_What the exercise asks_
Print all records exactly, leaving nothing out.
▼
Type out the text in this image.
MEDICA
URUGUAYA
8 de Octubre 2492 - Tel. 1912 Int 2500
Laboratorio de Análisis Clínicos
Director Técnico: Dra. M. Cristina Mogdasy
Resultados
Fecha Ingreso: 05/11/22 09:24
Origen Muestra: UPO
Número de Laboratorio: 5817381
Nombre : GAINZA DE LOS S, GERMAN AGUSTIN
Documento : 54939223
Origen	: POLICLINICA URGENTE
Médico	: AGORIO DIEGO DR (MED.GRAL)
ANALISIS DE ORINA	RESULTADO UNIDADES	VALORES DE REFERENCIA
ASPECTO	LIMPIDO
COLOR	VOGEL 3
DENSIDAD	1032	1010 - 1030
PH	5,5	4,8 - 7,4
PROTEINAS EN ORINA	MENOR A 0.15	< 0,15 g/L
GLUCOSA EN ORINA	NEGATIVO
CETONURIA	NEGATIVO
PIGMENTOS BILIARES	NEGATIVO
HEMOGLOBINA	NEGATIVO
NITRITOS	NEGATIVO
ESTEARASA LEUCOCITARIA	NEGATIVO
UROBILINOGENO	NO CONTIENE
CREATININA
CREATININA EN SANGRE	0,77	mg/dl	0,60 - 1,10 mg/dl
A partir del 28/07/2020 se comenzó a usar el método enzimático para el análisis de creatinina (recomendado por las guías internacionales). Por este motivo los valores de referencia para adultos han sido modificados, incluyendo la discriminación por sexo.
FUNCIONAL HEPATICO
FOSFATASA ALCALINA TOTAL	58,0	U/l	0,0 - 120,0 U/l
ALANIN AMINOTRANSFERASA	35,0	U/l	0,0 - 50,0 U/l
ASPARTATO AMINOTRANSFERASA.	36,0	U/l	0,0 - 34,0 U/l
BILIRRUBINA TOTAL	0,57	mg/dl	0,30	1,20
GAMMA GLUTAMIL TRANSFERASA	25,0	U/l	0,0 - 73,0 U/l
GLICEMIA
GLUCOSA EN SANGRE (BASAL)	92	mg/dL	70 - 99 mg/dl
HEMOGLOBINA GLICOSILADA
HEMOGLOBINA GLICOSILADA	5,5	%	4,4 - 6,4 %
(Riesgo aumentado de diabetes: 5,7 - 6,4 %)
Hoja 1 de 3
▲
_Answer to this problem_
Type out the text in this image.
MEDICA
URUGUAYA
8 de Octubre 2492 - Tel. 1912 Int 2500
Laboratorio de Análisis Clínicos
Director Técnico: Dra. M. Cristina Mogdasy
Resultados
Fecha Ingreso: 05/11/22 09:24
Origen Muestra: UPO
Número de Laboratorio: 5817381
Nombre : GAINZA DE LOS S, GERMAN AGUSTIN
Documento : 54939223
Origen	: POLICLINICA URGENTE
Médico	: AGORIO DIEGO DR (MED.GRAL)
ANALISIS DE ORINA	RESULTADO UNIDADES	VALORES DE REFERENCIA
ASPECTO	LIMPIDO
COLOR	VOGEL 3
DENSIDAD	1032	1010 - 1030
PH	5,5	4,8 - 7,4
PROTEINAS EN ORINA	MENOR A 0.15	< 0,15 g/L
GLUCOSA EN ORINA	NEGATIVO
CETONURIA	NEGATIVO
PIGMENTOS BILIARES	NEGATIVO
HEMOGLOBINA	NEGATIVO
NITRITOS	NEGATIVO
ESTEARASA LEUCOCITARIA	NEGATIVO
UROBILINOGENO	NO CONTIENE
CREATININA
CREATININA EN SANGRE	0,77	mg/dl	0,60 - 1,10 mg/dl
A partir del 28/07/2020 se comenzó a usar el método enzimático para el análisis de creatinina (recomendado por las guías internacionales). Por este motivo los valores de referencia para adultos han sido modificados, incluyendo la discriminación por sexo.
FUNCIONAL HEPATICO
FOSFATASA ALCALINA TOTAL	58,0	U/l	0,0 - 120,0 U/l
ALANIN AMINOTRANSFERASA	35,0	U/l	0,0 - 50,0 U/l
ASPARTATO AMINOTRANSFERASA.	36,0	U/l	0,0 - 34,0 U/l
BILIRRUBINA TOTAL	0,57	mg/dl	0,30	1,20
GAMMA GLUTAMIL TRANSFERASA	25,0	U/l	0,0 - 73,0 U/l
GLICEMIA
GLUCOSA EN SANGRE (BASAL)	92	mg/dL	70 - 99 mg/dl
HEMOGLOBINA GLICOSILADA
HEMOGLOBINA GLICOSILADA	5,5	%	4,4 - 6,4 %
(Riesgo aumentado de diabetes: 5,7 - 6,4 %)
Hoja 1 de 3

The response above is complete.